Instruction:
For the entries below, how many lines include the word "held"? Give the figure and nothing more.

Record set:
++++++++++
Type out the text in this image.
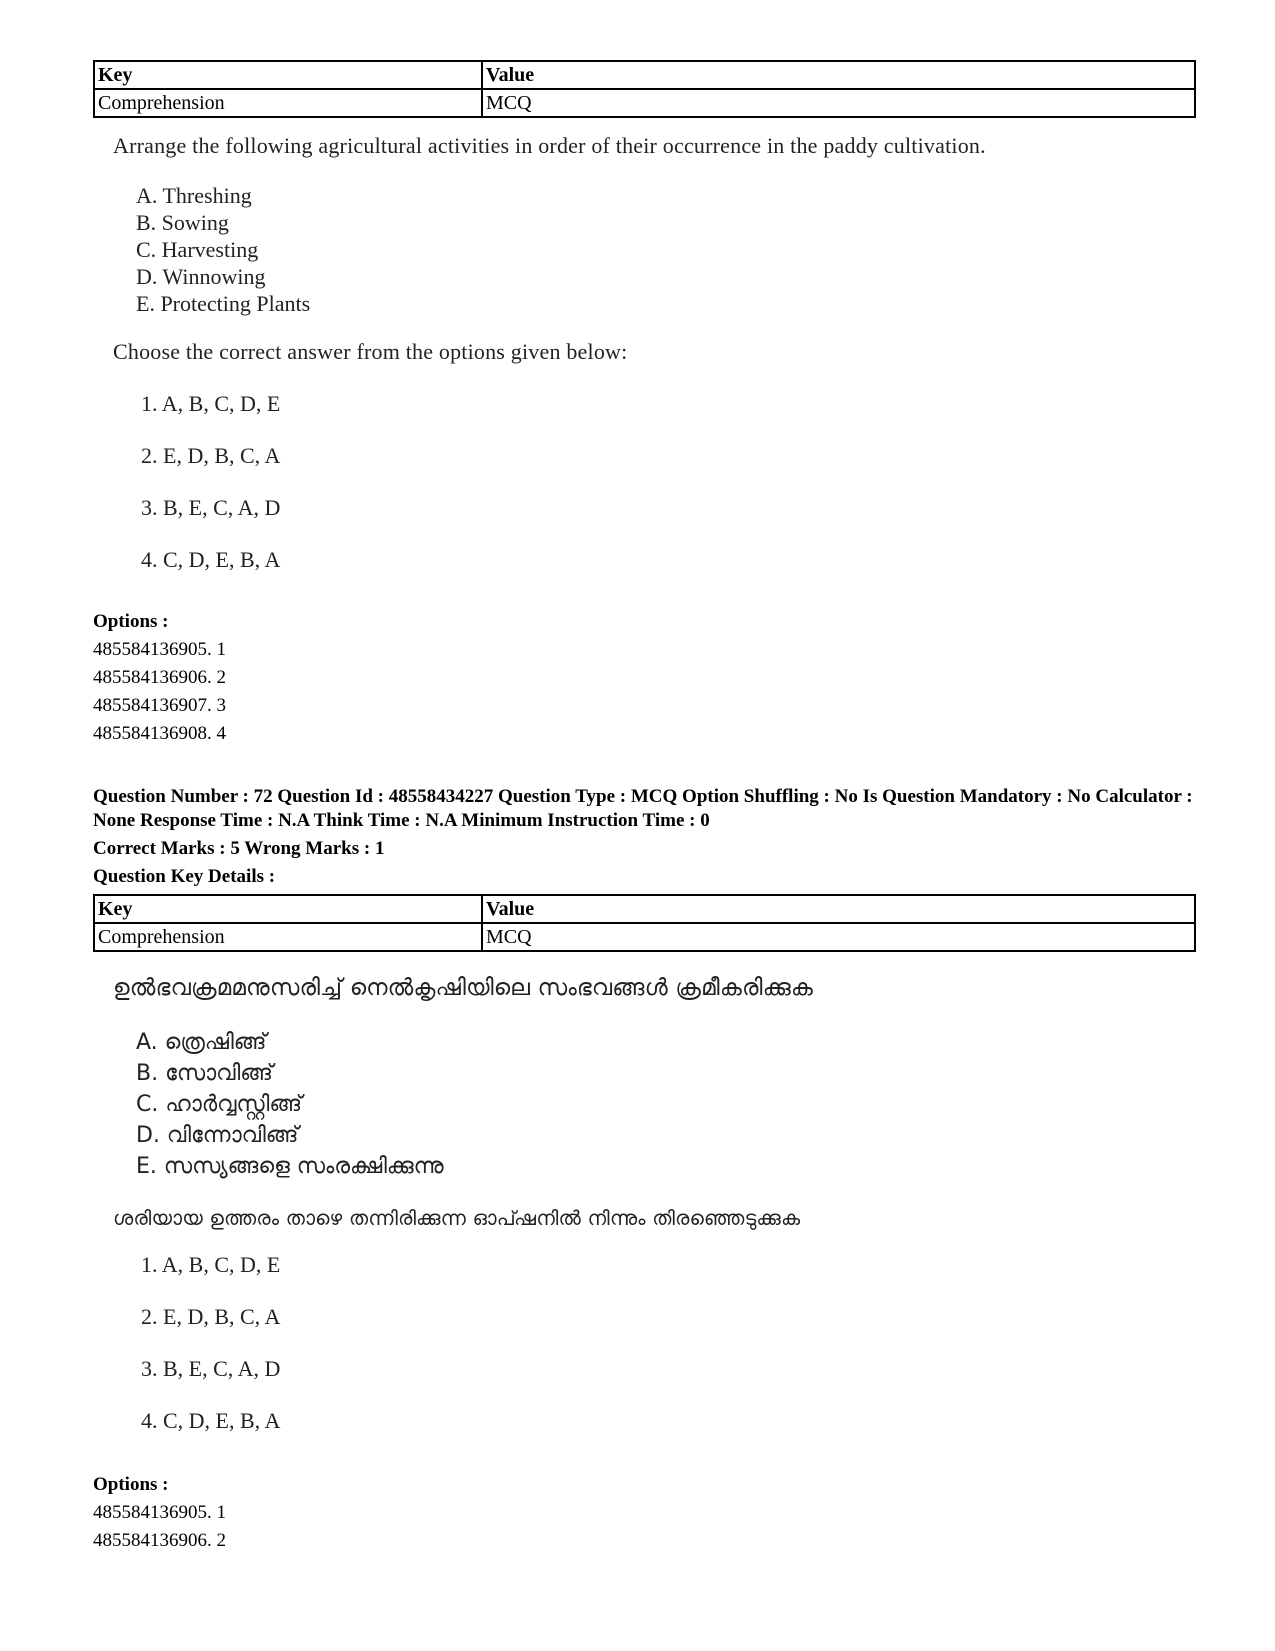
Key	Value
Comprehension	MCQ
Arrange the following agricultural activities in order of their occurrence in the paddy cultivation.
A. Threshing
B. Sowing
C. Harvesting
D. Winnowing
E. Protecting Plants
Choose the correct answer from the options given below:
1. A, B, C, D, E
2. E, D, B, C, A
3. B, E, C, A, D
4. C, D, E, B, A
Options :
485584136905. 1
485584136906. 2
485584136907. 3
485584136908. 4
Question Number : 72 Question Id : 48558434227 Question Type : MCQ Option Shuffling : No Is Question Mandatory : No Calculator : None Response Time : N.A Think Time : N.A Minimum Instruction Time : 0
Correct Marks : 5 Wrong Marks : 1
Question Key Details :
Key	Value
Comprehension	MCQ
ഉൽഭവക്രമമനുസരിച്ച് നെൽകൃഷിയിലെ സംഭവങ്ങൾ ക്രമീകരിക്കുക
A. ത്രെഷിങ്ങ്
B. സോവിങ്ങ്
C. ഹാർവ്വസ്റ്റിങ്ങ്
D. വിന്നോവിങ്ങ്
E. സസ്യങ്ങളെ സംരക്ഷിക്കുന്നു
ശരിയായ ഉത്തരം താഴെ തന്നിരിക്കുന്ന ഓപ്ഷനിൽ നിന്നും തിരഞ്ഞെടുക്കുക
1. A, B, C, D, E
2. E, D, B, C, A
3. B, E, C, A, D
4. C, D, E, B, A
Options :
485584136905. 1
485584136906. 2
++++++++++
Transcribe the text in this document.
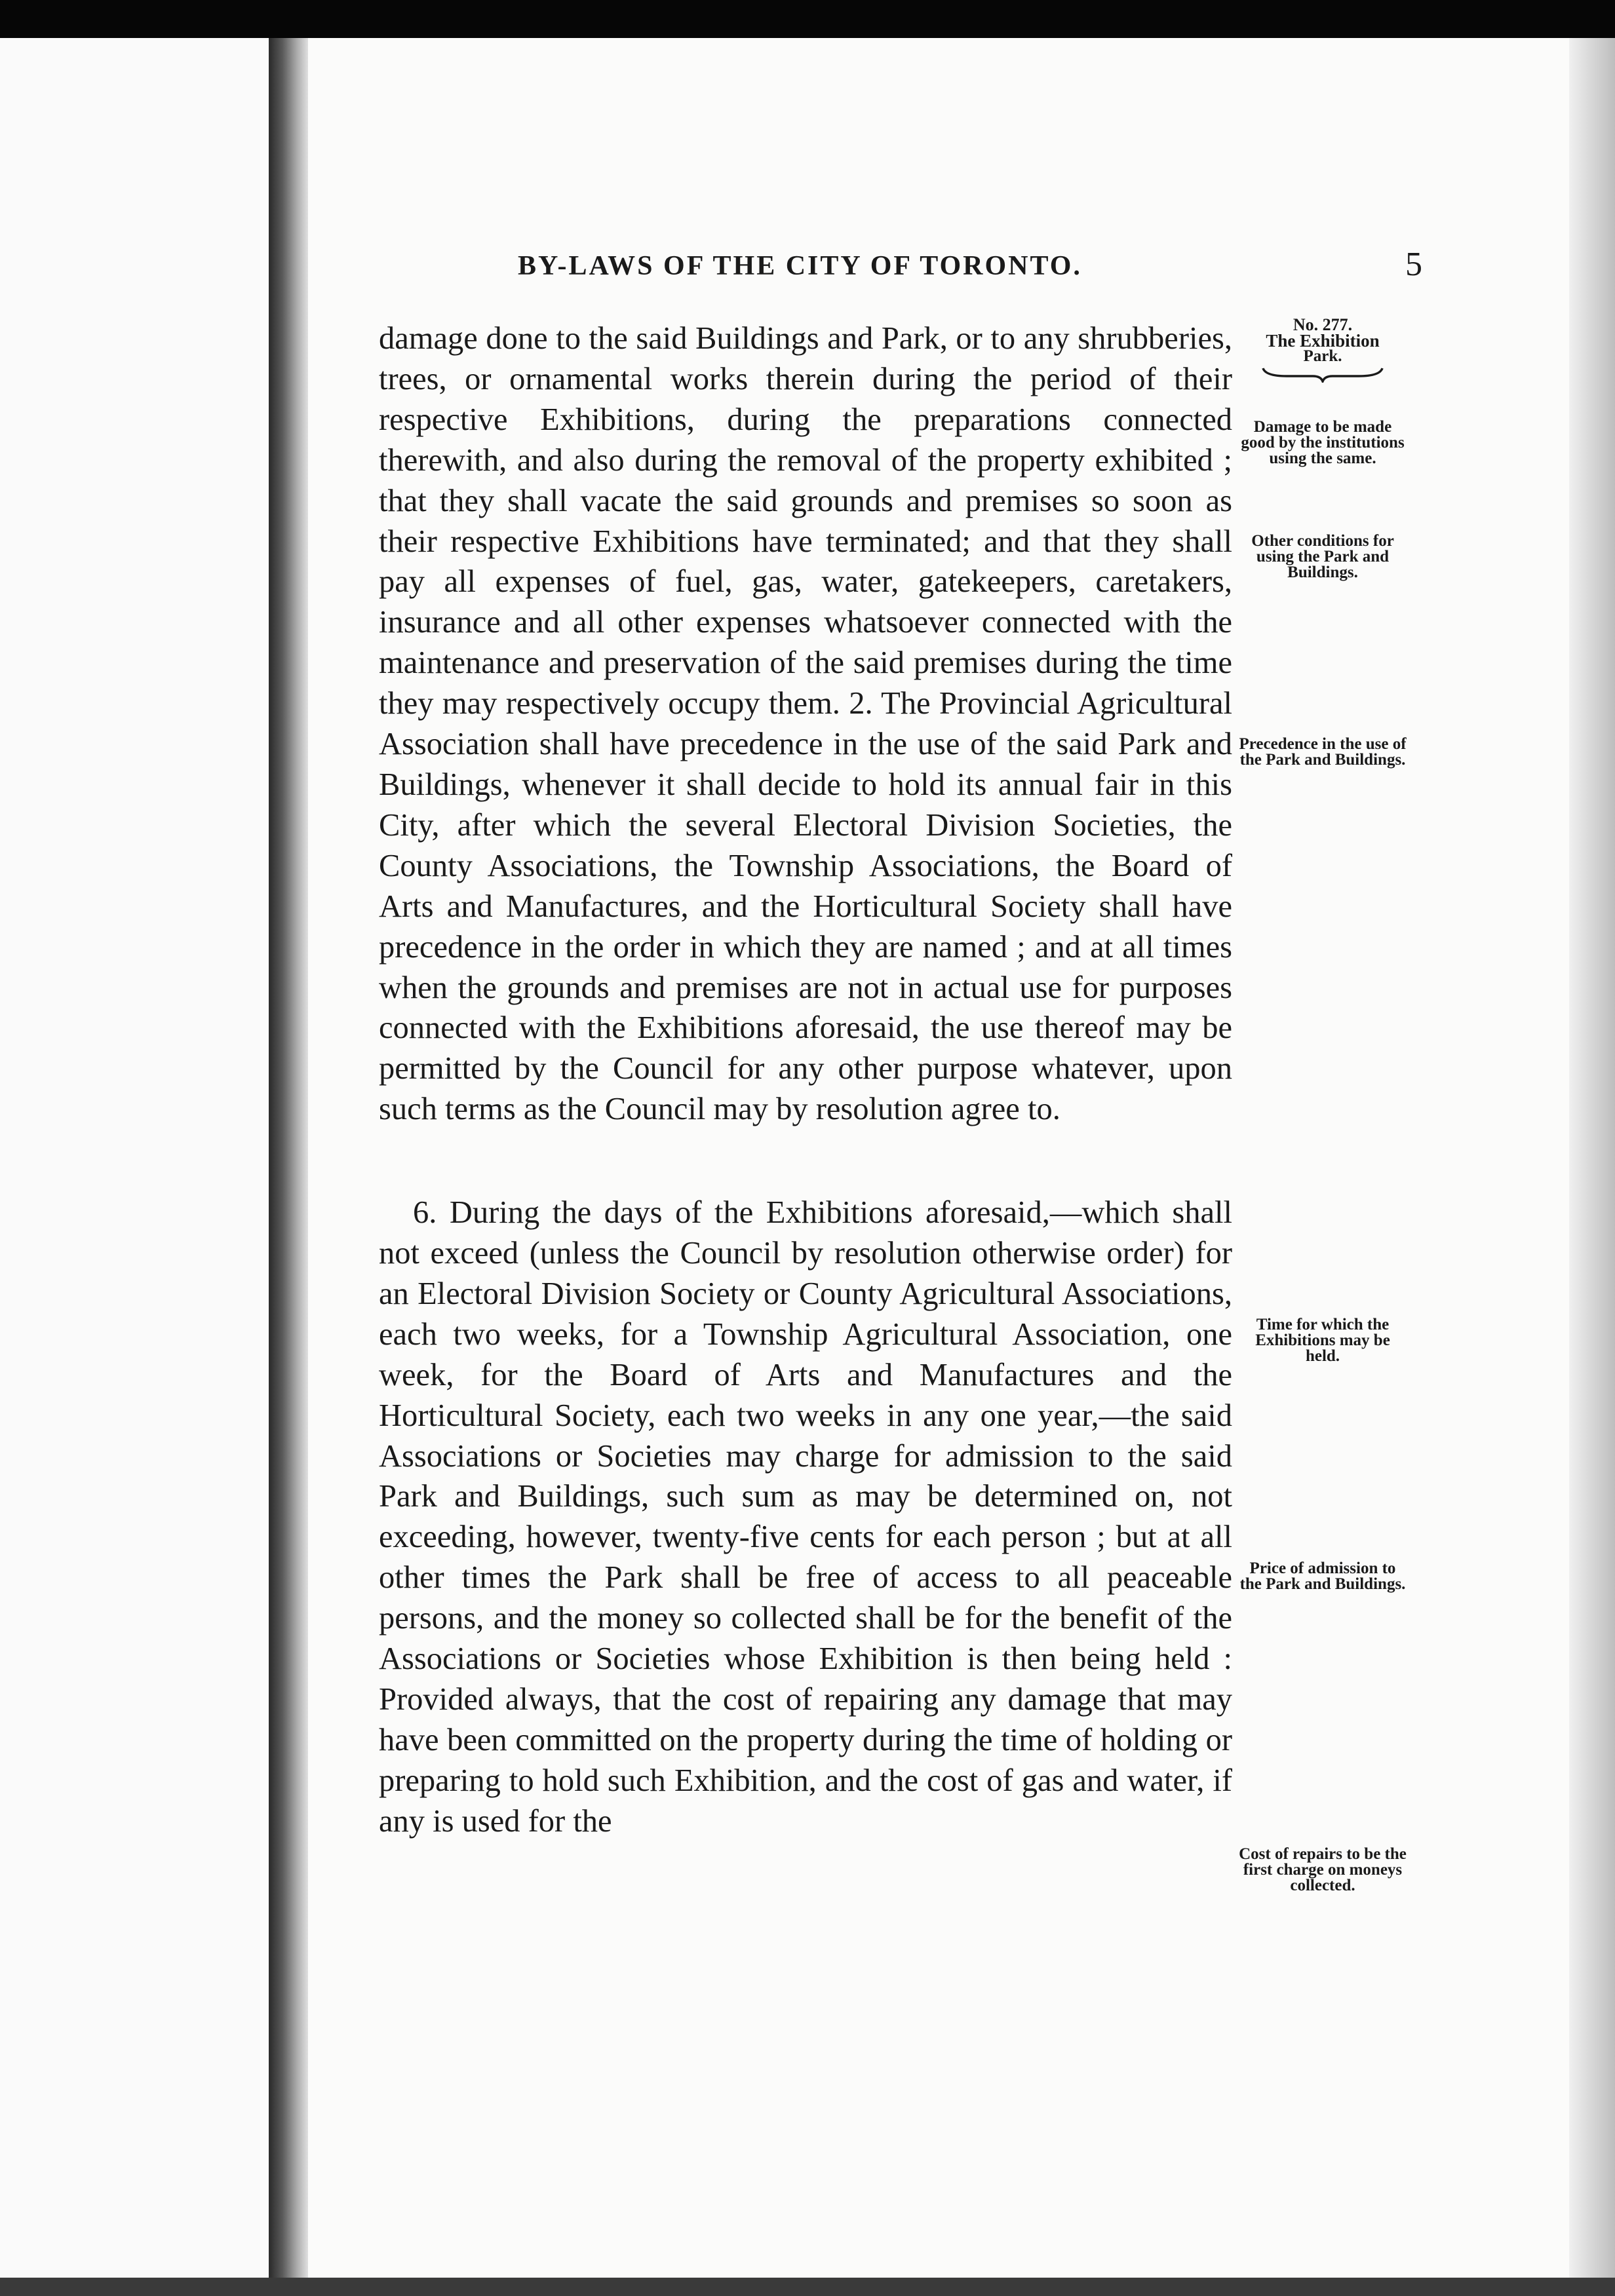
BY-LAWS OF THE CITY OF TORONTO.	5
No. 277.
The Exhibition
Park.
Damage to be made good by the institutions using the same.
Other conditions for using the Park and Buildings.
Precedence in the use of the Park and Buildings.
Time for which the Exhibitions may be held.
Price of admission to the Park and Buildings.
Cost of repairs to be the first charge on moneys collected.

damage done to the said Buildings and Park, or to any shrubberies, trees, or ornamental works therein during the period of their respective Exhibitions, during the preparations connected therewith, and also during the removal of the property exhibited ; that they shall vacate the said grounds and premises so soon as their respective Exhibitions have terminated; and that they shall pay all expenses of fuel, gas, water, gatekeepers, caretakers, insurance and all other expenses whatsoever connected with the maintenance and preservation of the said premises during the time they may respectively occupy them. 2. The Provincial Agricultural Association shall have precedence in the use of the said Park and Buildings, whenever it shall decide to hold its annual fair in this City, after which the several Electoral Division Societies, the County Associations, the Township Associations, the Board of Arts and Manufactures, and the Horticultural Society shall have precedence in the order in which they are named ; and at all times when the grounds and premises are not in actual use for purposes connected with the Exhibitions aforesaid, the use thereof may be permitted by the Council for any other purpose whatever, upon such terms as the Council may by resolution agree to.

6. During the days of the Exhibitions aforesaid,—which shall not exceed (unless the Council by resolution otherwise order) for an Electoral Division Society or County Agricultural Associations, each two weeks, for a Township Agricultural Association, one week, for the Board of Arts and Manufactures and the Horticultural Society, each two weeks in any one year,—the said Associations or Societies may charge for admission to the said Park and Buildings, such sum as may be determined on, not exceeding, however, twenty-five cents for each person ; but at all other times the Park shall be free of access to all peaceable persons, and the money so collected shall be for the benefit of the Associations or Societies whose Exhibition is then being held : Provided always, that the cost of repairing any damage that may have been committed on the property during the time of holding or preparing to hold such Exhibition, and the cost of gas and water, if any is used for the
++++++++++
Complete answer:
2